* EXERCISE REQUIREMENTS:
Write out the whole listing word for word.

Dataset rows:
#####

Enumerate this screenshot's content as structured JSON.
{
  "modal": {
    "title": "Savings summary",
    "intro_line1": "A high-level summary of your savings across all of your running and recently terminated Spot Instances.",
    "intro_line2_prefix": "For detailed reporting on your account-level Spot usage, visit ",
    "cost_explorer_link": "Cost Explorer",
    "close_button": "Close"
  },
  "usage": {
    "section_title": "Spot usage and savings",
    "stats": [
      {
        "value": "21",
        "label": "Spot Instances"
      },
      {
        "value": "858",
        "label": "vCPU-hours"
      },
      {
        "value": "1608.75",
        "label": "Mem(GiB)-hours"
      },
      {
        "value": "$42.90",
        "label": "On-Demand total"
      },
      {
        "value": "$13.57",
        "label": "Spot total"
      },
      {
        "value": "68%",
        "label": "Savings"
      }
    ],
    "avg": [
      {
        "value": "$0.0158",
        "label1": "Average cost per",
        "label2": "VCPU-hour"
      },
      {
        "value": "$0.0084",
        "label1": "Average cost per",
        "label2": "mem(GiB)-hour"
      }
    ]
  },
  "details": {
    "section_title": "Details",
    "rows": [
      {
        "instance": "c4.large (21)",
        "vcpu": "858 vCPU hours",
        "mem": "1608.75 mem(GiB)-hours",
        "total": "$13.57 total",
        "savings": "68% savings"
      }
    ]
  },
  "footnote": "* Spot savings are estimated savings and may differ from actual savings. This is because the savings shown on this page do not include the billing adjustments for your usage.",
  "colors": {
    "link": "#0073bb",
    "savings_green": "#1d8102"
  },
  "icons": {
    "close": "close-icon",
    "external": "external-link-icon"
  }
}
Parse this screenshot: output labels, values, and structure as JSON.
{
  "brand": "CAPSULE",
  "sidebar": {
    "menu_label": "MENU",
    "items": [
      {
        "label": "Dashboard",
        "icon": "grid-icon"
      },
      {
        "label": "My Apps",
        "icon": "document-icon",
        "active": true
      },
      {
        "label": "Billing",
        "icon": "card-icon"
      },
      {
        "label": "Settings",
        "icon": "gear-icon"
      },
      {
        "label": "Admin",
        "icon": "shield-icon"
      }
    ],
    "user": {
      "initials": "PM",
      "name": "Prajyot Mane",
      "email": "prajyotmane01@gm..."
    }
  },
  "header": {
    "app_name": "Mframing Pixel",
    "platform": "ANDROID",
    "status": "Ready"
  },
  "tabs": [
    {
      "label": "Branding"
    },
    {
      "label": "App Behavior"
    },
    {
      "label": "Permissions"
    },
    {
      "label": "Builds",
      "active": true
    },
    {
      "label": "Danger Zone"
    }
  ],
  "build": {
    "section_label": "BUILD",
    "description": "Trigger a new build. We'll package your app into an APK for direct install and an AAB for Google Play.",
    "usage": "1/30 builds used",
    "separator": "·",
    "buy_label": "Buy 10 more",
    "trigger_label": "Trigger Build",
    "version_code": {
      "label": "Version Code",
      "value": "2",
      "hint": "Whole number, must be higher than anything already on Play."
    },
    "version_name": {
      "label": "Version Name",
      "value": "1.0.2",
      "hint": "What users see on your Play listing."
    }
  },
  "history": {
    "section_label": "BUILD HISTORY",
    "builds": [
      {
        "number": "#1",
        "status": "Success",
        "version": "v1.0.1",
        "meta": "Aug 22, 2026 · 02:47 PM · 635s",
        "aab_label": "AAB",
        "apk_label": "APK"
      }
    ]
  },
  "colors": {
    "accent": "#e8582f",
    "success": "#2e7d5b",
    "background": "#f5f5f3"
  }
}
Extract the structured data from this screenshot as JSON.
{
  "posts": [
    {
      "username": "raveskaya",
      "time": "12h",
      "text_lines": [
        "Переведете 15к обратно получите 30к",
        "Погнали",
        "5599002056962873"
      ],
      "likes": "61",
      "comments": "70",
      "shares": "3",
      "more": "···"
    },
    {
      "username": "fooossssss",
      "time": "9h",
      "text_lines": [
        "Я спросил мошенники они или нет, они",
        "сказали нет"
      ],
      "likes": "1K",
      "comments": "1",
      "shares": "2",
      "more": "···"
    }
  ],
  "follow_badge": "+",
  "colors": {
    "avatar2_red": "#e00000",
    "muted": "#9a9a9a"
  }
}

#####

* ANSWER TO THE EXERCISE:
Enumerate this screenshot's content as structured JSON.
{
  "modal": {
    "title": "Savings summary",
    "intro_line1": "A high-level summary of your savings across all of your running and recently terminated Spot Instances.",
    "intro_line2_prefix": "For detailed reporting on your account-level Spot usage, visit ",
    "cost_explorer_link": "Cost Explorer",
    "close_button": "Close"
  },
  "usage": {
    "section_title": "Spot usage and savings",
    "stats": [
      {
        "value": "21",
        "label": "Spot Instances"
      },
      {
        "value": "858",
        "label": "vCPU-hours"
      },
      {
        "value": "1608.75",
        "label": "Mem(GiB)-hours"
      },
      {
        "value": "$42.90",
        "label": "On-Demand total"
      },
      {
        "value": "$13.57",
        "label": "Spot total"
      },
      {
        "value": "68%",
        "label": "Savings"
      }
    ],
    "avg": [
      {
        "value": "$0.0158",
        "label1": "Average cost per",
        "label2": "VCPU-hour"
      },
      {
        "value": "$0.0084",
        "label1": "Average cost per",
        "label2": "mem(GiB)-hour"
      }
    ]
  },
  "details": {
    "section_title": "Details",
    "rows": [
      {
        "instance": "c4.large (21)",
        "vcpu": "858 vCPU hours",
        "mem": "1608.75 mem(GiB)-hours",
        "total": "$13.57 total",
        "savings": "68% savings"
      }
    ]
  },
  "footnote": "* Spot savings are estimated savings and may differ from actual savings. This is because the savings shown on this page do not include the billing adjustments for your usage.",
  "colors": {
    "link": "#0073bb",
    "savings_green": "#1d8102"
  },
  "icons": {
    "close": "close-icon",
    "external": "external-link-icon"
  }
}
Parse this screenshot: output labels, values, and structure as JSON.
{
  "brand": "CAPSULE",
  "sidebar": {
    "menu_label": "MENU",
    "items": [
      {
        "label": "Dashboard",
        "icon": "grid-icon"
      },
      {
        "label": "My Apps",
        "icon": "document-icon",
        "active": true
      },
      {
        "label": "Billing",
        "icon": "card-icon"
      },
      {
        "label": "Settings",
        "icon": "gear-icon"
      },
      {
        "label": "Admin",
        "icon": "shield-icon"
      }
    ],
    "user": {
      "initials": "PM",
      "name": "Prajyot Mane",
      "email": "prajyotmane01@gm..."
    }
  },
  "header": {
    "app_name": "Mframing Pixel",
    "platform": "ANDROID",
    "status": "Ready"
  },
  "tabs": [
    {
      "label": "Branding"
    },
    {
      "label": "App Behavior"
    },
    {
      "label": "Permissions"
    },
    {
      "label": "Builds",
      "active": true
    },
    {
      "label": "Danger Zone"
    }
  ],
  "build": {
    "section_label": "BUILD",
    "description": "Trigger a new build. We'll package your app into an APK for direct install and an AAB for Google Play.",
    "usage": "1/30 builds used",
    "separator": "·",
    "buy_label": "Buy 10 more",
    "trigger_label": "Trigger Build",
    "version_code": {
      "label": "Version Code",
      "value": "2",
      "hint": "Whole number, must be higher than anything already on Play."
    },
    "version_name": {
      "label": "Version Name",
      "value": "1.0.2",
      "hint": "What users see on your Play listing."
    }
  },
  "history": {
    "section_label": "BUILD HISTORY",
    "builds": [
      {
        "number": "#1",
        "status": "Success",
        "version": "v1.0.1",
        "meta": "Aug 22, 2026 · 02:47 PM · 635s",
        "aab_label": "AAB",
        "apk_label": "APK"
      }
    ]
  },
  "colors": {
    "accent": "#e8582f",
    "success": "#2e7d5b",
    "background": "#f5f5f3"
  }
}
Extract the structured data from this screenshot as JSON.
{
  "posts": [
    {
      "username": "raveskaya",
      "time": "12h",
      "text_lines": [
        "Переведете 15к обратно получите 30к",
        "Погнали",
        "5599002056962873"
      ],
      "likes": "61",
      "comments": "70",
      "shares": "3",
      "more": "···"
    },
    {
      "username": "fooossssss",
      "time": "9h",
      "text_lines": [
        "Я спросил мошенники они или нет, они",
        "сказали нет"
      ],
      "likes": "1K",
      "comments": "1",
      "shares": "2",
      "more": "···"
    }
  ],
  "follow_badge": "+",
  "colors": {
    "avatar2_red": "#e00000",
    "muted": "#9a9a9a"
  }
}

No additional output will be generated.